### SHORT TASK
Every line below that holds the string "Comisión" should be copied out.

### EXERCISE INPUTS
********
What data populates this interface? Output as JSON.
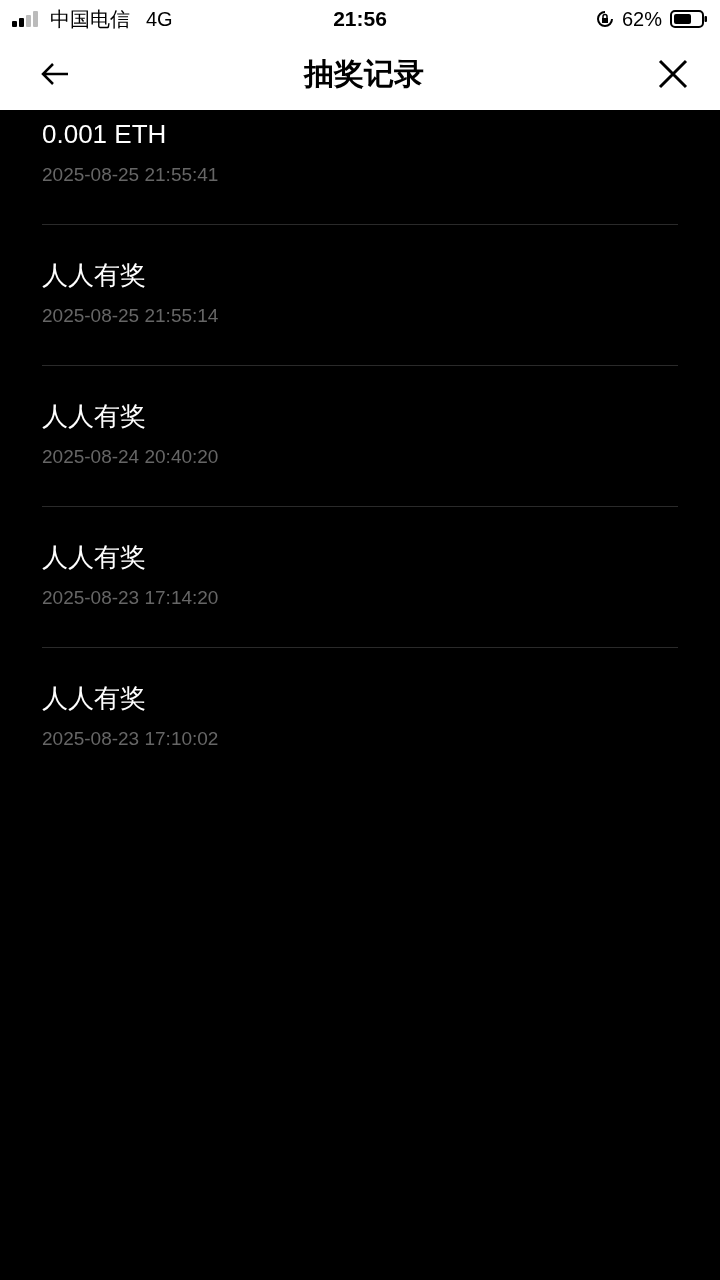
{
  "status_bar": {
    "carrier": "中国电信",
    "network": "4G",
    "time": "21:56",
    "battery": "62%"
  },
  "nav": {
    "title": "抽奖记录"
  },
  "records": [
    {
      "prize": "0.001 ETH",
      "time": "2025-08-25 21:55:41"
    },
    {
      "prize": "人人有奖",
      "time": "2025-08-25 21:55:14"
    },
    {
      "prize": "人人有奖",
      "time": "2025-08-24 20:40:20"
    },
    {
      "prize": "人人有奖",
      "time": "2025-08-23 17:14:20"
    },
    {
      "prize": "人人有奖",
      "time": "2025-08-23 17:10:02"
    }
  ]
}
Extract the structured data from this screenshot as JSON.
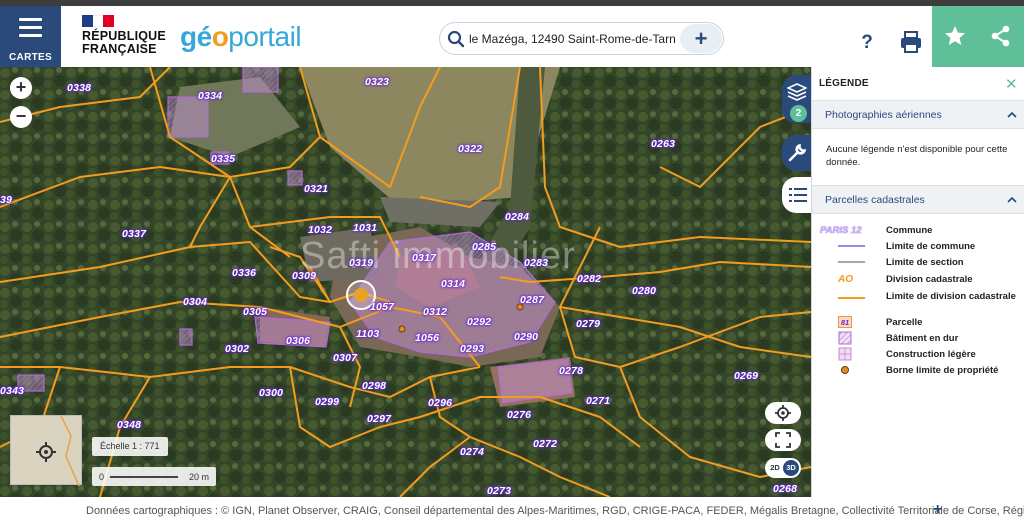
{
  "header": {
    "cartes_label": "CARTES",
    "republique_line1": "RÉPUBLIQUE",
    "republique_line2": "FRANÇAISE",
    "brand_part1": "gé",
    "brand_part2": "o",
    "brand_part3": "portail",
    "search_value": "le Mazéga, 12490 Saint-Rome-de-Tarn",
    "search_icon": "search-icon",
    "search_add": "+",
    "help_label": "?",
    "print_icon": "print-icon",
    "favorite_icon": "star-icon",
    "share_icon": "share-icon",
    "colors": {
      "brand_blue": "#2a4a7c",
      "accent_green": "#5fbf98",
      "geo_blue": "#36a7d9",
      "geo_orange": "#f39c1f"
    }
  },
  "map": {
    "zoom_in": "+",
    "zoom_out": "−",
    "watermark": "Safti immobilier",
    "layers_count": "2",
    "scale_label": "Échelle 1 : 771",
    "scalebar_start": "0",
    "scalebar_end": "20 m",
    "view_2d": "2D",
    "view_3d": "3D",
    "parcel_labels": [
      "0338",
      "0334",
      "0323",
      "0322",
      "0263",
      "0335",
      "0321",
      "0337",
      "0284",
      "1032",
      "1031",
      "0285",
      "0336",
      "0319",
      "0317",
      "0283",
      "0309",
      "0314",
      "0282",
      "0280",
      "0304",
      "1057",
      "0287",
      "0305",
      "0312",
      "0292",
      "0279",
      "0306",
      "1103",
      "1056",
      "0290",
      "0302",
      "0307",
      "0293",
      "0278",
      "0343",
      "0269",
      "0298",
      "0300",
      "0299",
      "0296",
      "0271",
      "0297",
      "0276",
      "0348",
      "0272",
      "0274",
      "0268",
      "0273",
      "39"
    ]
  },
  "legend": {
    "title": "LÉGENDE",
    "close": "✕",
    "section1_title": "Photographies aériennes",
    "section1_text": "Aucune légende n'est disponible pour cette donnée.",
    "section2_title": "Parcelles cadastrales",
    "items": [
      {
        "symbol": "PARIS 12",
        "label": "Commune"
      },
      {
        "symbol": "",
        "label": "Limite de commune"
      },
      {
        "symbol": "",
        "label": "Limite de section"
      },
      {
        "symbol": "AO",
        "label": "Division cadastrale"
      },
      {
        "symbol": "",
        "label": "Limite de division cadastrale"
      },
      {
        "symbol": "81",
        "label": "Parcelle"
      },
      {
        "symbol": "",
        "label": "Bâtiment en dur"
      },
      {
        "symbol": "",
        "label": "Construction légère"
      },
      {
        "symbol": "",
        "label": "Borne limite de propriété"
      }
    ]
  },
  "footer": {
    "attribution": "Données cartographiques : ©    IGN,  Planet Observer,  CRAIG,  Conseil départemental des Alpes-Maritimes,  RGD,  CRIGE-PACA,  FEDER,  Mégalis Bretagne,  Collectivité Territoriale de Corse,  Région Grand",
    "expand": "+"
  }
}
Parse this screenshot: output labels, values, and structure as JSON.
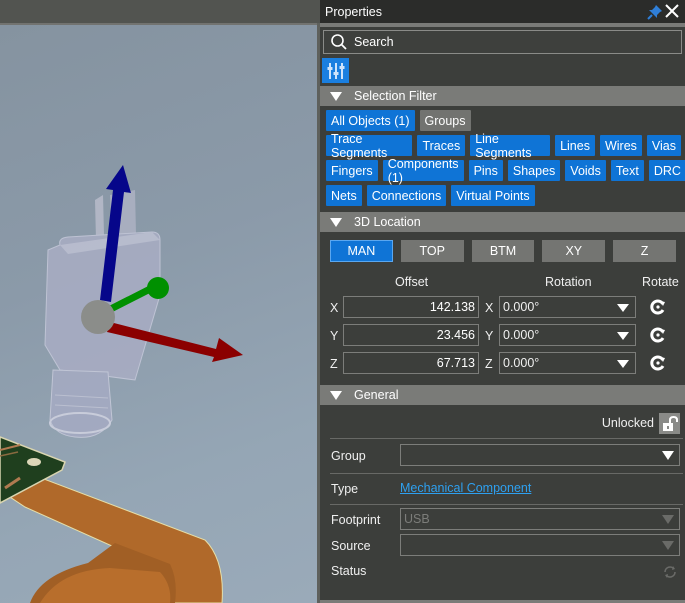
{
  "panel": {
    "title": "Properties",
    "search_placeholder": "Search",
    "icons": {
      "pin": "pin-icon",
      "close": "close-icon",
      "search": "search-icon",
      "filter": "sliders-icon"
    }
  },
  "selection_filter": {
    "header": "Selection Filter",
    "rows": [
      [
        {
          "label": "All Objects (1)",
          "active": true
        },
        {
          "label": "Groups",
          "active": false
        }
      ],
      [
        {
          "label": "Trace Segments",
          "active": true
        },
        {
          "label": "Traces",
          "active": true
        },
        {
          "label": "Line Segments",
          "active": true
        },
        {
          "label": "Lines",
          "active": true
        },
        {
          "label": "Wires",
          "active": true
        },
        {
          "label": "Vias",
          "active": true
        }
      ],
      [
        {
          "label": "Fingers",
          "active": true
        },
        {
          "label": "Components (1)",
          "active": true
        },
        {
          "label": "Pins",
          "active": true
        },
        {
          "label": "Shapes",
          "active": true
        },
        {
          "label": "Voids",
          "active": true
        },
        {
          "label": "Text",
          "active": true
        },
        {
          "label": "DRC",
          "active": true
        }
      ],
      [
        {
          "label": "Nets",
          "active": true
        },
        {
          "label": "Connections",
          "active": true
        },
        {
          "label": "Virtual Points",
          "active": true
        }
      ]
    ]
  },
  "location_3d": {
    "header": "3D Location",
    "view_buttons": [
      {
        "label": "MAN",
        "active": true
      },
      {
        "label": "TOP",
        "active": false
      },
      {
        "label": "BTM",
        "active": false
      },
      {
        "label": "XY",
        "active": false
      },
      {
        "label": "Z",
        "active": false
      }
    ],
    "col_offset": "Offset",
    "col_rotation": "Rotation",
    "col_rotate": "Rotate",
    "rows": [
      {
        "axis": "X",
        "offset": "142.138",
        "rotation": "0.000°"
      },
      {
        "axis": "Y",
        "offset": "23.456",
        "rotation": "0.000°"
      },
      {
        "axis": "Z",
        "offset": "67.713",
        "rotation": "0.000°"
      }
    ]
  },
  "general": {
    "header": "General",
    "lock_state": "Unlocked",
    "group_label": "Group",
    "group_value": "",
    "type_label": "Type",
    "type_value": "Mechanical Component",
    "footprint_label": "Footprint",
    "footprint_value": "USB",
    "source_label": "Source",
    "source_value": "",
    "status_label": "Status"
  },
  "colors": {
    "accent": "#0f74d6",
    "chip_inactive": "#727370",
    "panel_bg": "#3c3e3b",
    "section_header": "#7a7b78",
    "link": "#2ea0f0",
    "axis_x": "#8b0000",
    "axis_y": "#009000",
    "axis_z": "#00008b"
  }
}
********
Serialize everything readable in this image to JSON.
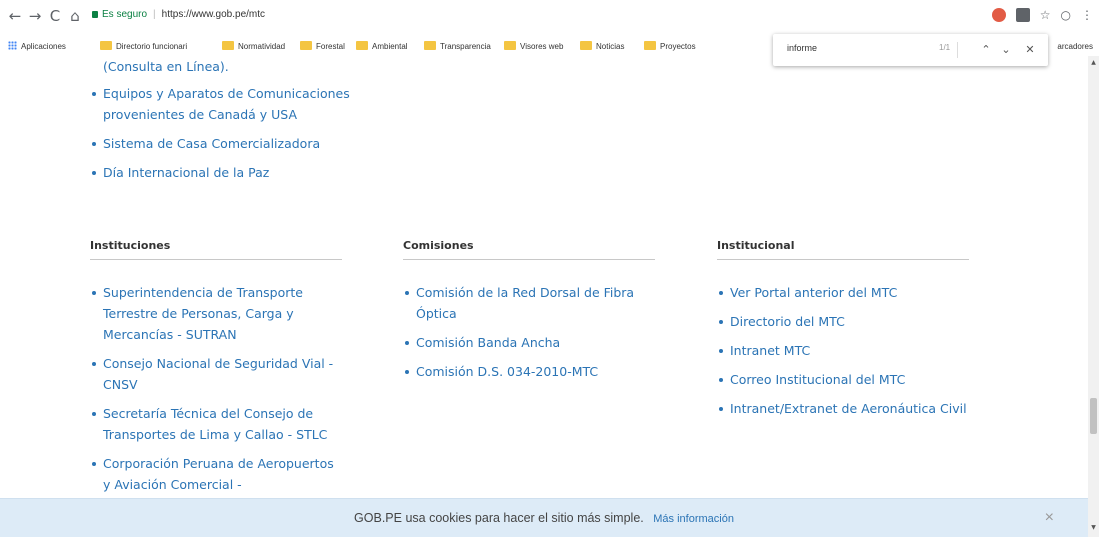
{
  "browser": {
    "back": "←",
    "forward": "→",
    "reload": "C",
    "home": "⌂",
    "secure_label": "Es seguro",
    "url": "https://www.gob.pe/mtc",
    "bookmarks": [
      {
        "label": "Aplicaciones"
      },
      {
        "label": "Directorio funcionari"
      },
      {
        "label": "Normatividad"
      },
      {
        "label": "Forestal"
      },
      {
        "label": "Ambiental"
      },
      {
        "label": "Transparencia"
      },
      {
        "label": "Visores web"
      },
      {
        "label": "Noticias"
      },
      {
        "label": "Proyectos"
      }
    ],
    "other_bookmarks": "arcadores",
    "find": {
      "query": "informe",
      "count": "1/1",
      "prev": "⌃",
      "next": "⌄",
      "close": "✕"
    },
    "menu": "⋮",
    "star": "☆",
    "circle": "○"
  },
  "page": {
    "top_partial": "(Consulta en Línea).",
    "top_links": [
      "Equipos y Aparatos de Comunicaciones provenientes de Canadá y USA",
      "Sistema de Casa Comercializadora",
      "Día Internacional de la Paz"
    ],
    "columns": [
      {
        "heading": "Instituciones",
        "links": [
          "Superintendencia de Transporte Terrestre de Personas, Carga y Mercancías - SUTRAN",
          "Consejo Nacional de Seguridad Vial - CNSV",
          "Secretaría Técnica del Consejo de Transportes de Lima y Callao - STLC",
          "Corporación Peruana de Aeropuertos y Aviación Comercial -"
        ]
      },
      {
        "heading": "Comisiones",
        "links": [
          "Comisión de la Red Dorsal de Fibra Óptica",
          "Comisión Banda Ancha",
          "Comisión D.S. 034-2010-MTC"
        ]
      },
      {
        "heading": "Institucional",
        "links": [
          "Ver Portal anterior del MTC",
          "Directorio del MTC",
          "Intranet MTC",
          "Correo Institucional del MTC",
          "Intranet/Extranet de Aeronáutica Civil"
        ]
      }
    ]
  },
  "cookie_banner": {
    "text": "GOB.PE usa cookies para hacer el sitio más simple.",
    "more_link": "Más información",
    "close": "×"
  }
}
********
### THE OUTPUT
          "Comisión de la Red Dorsal de Fibra Óptica",
          "Comisión Banda Ancha",
          "Comisión D.S. 034-2010-MTC"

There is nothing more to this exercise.